◆ **Instructions to follow**
Find how many lines of the listing below include the word "tasso", then report the number by itself.
[Start]
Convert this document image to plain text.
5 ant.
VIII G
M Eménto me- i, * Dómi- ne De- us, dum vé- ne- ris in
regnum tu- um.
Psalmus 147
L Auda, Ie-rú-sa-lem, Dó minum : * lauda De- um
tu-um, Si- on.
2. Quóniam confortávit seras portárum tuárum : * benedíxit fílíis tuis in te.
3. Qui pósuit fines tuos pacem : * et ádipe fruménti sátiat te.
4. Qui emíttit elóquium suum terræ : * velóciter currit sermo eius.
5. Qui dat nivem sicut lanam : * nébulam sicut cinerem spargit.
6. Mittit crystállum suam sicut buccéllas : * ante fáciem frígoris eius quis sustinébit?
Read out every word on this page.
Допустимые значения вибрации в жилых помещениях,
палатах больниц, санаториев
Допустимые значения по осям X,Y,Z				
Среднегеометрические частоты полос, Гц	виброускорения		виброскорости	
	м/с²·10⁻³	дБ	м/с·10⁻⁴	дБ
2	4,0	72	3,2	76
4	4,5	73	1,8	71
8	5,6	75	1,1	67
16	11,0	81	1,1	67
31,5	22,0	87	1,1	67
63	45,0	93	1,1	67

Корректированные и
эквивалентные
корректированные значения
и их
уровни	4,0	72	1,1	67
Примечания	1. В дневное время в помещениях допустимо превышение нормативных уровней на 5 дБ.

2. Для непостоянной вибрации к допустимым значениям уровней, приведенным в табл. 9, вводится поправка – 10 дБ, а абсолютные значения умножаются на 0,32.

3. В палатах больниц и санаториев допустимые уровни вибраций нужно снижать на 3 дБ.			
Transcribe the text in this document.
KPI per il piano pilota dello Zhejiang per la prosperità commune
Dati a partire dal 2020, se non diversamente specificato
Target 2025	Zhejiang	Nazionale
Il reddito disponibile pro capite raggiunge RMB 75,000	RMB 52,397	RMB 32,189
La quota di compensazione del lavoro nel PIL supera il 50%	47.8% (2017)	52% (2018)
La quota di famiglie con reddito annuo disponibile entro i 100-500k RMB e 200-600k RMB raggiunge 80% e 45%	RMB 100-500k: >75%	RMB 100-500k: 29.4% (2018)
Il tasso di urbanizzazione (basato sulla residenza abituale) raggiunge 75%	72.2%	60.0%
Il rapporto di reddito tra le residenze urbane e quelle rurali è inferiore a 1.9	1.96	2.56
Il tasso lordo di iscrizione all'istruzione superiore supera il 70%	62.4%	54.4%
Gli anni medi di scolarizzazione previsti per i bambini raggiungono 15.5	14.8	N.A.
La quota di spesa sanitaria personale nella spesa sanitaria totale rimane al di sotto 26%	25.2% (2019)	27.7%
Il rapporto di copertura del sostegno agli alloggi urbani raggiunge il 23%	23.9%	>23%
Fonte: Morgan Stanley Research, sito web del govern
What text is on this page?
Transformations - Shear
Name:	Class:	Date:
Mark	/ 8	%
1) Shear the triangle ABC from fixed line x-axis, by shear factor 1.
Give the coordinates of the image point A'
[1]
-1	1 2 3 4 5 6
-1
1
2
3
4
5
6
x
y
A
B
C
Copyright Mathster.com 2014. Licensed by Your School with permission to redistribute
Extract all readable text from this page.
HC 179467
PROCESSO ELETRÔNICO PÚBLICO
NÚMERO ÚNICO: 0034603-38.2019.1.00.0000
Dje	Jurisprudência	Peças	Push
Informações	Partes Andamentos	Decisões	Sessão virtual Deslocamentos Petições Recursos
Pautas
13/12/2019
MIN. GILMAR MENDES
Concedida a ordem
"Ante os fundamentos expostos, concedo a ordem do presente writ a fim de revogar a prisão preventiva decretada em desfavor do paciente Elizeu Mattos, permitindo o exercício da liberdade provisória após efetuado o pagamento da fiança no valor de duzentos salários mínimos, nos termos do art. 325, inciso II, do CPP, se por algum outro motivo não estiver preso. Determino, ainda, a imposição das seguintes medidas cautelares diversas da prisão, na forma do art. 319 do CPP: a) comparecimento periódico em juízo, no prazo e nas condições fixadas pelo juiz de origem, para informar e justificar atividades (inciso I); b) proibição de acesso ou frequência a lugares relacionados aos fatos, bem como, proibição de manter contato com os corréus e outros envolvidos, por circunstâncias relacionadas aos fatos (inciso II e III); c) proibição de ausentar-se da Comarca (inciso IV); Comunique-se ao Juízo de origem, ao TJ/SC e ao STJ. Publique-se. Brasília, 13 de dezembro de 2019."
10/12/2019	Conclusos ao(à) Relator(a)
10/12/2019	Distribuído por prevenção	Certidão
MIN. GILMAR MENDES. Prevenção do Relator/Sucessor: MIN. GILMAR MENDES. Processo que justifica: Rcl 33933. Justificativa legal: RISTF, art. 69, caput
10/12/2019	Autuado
[End]
◆ **Worked answer**
2